◆ **Objective**: How many lines of these entries include the string "EURUSD"? State the number alone.

◆ **Provided data**:
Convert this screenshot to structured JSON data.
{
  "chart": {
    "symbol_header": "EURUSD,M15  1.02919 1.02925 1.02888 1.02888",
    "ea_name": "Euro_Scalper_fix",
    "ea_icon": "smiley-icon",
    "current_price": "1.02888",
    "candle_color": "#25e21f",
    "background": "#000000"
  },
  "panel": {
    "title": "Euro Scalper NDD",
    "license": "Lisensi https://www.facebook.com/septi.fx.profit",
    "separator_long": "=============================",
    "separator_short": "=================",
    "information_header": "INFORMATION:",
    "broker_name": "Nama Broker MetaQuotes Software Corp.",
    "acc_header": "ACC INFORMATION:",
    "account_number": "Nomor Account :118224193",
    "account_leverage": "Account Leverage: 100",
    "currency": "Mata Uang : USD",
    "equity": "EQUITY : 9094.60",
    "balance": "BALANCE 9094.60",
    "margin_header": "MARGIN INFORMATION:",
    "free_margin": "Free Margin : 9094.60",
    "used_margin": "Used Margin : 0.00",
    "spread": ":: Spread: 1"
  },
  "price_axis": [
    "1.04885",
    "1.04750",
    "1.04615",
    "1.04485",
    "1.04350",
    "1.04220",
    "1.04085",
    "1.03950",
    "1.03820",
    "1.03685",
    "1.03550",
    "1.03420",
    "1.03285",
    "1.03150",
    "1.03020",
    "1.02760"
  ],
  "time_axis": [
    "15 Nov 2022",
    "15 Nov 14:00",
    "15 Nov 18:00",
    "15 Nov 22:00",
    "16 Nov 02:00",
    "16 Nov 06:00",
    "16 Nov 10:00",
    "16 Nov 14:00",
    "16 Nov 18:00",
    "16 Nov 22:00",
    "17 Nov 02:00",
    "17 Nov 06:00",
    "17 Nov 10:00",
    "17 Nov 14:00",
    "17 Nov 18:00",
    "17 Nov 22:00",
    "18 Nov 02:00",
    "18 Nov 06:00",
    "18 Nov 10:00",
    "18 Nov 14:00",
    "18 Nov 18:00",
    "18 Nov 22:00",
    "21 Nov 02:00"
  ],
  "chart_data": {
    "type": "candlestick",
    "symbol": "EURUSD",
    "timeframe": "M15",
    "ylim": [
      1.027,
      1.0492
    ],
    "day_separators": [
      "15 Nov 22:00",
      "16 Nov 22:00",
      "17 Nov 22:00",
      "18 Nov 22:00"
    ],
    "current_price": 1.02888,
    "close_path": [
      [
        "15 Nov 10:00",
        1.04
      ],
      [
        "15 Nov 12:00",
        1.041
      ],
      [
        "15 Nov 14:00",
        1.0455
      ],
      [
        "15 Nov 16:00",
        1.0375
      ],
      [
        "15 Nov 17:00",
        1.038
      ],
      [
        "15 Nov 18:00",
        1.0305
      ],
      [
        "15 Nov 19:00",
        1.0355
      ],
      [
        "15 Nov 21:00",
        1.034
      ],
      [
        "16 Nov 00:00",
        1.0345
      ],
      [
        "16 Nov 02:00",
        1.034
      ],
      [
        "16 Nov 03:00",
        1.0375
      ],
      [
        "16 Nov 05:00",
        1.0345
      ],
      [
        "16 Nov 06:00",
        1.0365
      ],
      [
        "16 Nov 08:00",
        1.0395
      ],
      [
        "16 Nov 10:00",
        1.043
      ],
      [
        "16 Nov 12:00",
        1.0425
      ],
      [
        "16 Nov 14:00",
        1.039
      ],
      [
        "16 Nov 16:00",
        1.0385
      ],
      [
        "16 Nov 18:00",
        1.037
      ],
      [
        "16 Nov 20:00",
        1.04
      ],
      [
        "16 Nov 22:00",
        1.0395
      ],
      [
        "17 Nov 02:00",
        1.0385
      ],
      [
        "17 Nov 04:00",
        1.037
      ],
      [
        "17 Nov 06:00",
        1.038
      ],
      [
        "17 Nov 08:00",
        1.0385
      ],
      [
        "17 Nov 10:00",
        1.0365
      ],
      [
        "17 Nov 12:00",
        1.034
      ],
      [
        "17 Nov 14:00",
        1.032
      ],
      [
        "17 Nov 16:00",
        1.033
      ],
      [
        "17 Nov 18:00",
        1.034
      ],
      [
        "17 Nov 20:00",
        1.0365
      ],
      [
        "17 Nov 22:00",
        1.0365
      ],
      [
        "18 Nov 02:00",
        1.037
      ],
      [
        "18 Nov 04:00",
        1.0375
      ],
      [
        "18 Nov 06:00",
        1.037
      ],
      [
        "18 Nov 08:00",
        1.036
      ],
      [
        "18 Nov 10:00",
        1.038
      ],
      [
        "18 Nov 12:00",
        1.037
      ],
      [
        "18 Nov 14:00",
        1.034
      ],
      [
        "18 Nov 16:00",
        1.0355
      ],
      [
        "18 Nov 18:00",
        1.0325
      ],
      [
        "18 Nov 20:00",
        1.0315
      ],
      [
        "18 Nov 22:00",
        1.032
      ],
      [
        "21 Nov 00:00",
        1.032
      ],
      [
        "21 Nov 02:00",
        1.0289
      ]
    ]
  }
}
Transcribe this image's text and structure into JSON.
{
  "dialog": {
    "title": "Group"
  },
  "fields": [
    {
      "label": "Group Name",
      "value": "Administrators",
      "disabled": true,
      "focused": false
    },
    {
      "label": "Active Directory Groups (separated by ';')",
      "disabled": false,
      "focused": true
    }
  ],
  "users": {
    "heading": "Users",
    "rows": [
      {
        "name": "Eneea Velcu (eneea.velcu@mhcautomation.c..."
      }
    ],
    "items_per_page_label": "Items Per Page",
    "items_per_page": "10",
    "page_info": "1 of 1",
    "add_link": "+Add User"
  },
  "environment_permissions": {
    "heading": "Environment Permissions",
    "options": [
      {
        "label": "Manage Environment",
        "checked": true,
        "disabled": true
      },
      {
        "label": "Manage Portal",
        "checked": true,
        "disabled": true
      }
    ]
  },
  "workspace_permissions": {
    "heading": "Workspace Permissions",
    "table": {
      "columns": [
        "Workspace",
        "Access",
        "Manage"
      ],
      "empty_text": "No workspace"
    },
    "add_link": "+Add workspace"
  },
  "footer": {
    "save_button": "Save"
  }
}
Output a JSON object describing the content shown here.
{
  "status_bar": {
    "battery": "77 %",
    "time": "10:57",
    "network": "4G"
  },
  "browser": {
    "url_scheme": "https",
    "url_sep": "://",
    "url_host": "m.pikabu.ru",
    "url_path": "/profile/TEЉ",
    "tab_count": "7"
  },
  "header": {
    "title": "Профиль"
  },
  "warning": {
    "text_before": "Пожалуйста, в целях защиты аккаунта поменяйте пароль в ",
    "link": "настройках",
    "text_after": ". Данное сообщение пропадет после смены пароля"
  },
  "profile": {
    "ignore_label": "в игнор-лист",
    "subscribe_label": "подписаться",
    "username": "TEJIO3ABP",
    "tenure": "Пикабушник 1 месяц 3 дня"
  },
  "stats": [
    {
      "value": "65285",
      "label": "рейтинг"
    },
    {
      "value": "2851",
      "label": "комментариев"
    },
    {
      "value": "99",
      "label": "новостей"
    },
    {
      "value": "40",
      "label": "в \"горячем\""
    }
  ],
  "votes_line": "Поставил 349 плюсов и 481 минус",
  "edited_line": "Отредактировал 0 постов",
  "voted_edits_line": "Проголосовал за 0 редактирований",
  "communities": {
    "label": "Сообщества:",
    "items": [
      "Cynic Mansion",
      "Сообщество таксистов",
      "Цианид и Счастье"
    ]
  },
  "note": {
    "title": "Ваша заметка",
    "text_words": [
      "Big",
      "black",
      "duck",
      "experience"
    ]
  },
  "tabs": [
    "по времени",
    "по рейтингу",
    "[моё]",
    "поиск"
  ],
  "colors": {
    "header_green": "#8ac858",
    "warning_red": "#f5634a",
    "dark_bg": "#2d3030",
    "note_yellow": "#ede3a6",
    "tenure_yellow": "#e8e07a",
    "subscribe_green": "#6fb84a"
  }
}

◆ **Full response**: 2